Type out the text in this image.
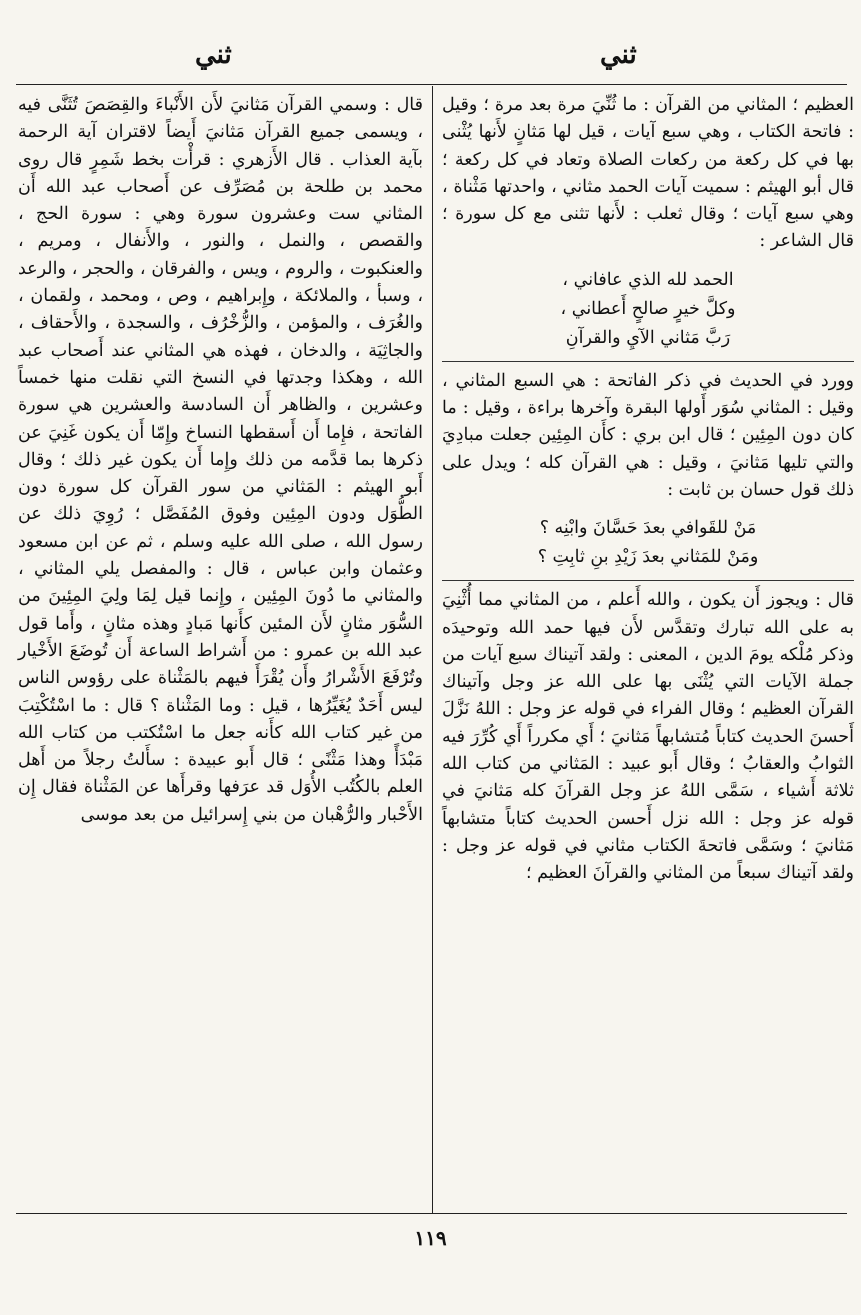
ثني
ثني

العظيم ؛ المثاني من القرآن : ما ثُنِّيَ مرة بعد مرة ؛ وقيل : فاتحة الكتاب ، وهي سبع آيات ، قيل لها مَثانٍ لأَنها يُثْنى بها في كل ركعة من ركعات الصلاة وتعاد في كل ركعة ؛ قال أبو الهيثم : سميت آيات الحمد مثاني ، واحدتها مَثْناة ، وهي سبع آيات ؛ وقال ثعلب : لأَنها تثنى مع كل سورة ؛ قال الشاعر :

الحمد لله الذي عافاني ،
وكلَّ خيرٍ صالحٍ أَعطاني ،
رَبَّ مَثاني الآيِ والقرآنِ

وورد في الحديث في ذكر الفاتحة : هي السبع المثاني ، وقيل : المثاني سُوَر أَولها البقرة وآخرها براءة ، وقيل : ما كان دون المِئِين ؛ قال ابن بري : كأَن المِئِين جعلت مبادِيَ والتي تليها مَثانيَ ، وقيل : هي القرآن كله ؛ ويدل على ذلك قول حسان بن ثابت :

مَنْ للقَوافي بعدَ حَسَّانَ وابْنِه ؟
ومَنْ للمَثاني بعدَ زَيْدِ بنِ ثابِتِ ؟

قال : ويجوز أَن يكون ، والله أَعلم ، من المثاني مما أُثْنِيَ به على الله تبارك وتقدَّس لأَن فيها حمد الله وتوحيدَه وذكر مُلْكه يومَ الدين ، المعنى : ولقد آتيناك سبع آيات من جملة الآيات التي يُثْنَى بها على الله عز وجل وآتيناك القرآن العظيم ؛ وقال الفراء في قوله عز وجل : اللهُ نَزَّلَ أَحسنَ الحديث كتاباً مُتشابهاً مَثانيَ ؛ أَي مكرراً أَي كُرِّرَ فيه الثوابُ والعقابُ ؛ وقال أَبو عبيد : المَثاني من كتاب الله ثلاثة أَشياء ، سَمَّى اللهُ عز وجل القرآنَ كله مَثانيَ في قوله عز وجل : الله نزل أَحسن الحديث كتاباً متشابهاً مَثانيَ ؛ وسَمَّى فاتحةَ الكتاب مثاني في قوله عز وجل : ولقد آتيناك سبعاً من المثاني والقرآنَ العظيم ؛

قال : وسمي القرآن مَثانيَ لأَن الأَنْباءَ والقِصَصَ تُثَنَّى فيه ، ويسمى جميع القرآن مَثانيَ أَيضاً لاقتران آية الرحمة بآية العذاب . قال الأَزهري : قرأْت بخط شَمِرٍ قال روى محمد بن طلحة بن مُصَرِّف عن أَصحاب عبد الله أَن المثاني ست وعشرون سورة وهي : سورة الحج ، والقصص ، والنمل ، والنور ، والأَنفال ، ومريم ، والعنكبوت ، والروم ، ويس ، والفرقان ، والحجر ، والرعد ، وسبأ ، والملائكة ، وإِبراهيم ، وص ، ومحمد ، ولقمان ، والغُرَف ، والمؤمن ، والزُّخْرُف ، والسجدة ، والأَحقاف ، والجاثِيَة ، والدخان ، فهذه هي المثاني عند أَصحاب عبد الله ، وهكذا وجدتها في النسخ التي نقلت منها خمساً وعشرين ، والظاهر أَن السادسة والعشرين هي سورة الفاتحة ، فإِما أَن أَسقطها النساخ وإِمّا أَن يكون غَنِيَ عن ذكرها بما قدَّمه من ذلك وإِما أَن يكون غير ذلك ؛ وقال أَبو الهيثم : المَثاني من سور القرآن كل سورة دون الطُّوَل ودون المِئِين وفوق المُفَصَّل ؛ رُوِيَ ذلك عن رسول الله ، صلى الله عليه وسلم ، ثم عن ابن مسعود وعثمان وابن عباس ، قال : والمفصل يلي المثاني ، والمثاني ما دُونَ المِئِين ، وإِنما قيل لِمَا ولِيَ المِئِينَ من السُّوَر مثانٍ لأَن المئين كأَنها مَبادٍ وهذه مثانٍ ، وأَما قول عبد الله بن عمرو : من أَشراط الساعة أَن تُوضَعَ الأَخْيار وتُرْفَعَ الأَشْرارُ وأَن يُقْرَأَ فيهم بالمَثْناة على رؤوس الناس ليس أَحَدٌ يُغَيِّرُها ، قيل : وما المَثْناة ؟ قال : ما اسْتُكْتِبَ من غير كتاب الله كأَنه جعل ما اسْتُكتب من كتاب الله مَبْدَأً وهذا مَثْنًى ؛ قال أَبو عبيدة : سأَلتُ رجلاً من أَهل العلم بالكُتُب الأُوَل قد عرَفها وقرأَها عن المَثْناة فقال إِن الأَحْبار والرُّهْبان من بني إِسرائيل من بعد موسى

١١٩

....

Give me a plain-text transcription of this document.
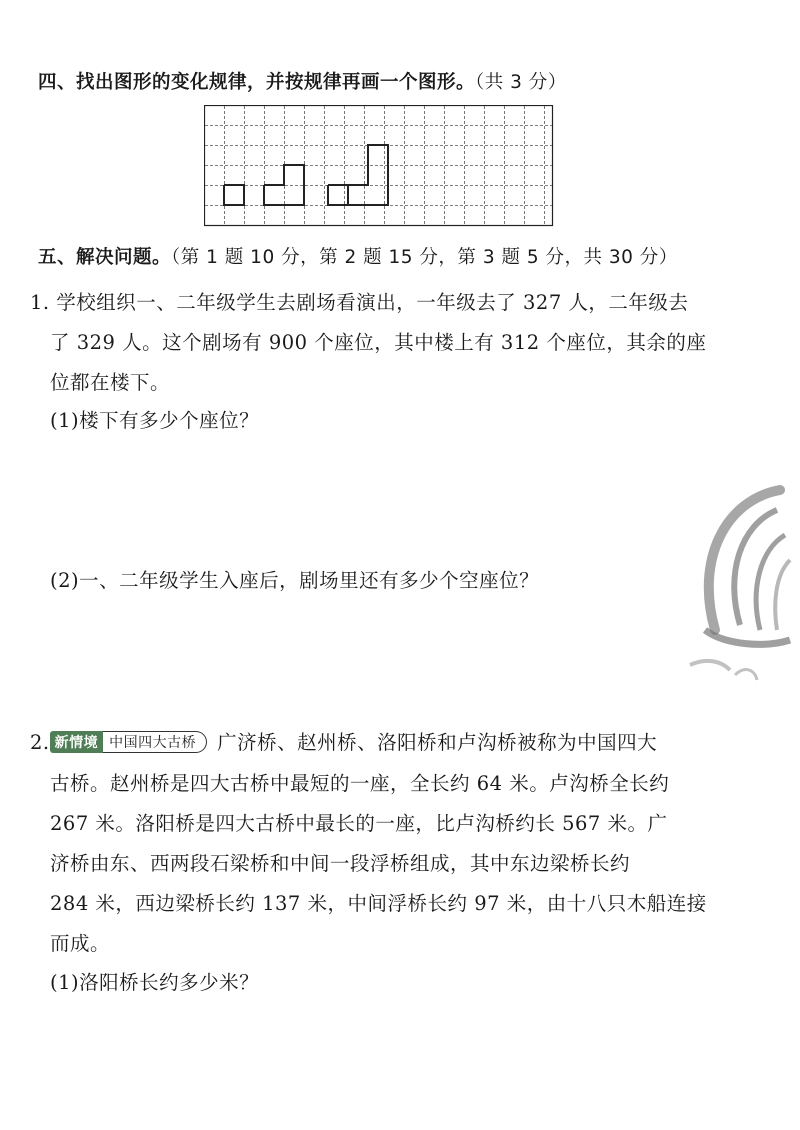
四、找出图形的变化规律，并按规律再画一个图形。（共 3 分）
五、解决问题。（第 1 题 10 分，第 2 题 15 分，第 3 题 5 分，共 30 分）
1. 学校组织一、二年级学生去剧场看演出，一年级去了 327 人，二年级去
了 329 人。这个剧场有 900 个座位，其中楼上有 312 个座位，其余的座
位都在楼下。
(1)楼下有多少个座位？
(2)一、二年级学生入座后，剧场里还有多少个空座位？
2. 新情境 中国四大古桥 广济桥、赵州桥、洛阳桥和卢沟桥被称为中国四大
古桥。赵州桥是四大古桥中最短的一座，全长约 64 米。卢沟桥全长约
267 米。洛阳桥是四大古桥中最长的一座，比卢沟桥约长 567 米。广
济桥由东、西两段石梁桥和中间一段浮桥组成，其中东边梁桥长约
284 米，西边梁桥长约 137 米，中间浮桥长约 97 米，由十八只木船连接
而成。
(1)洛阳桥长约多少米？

....

* **GIVEN TASK**
Among the entries above, how many lines hold the word "this"? Reply with only that number.

* **COMPLETE ANSWER**
2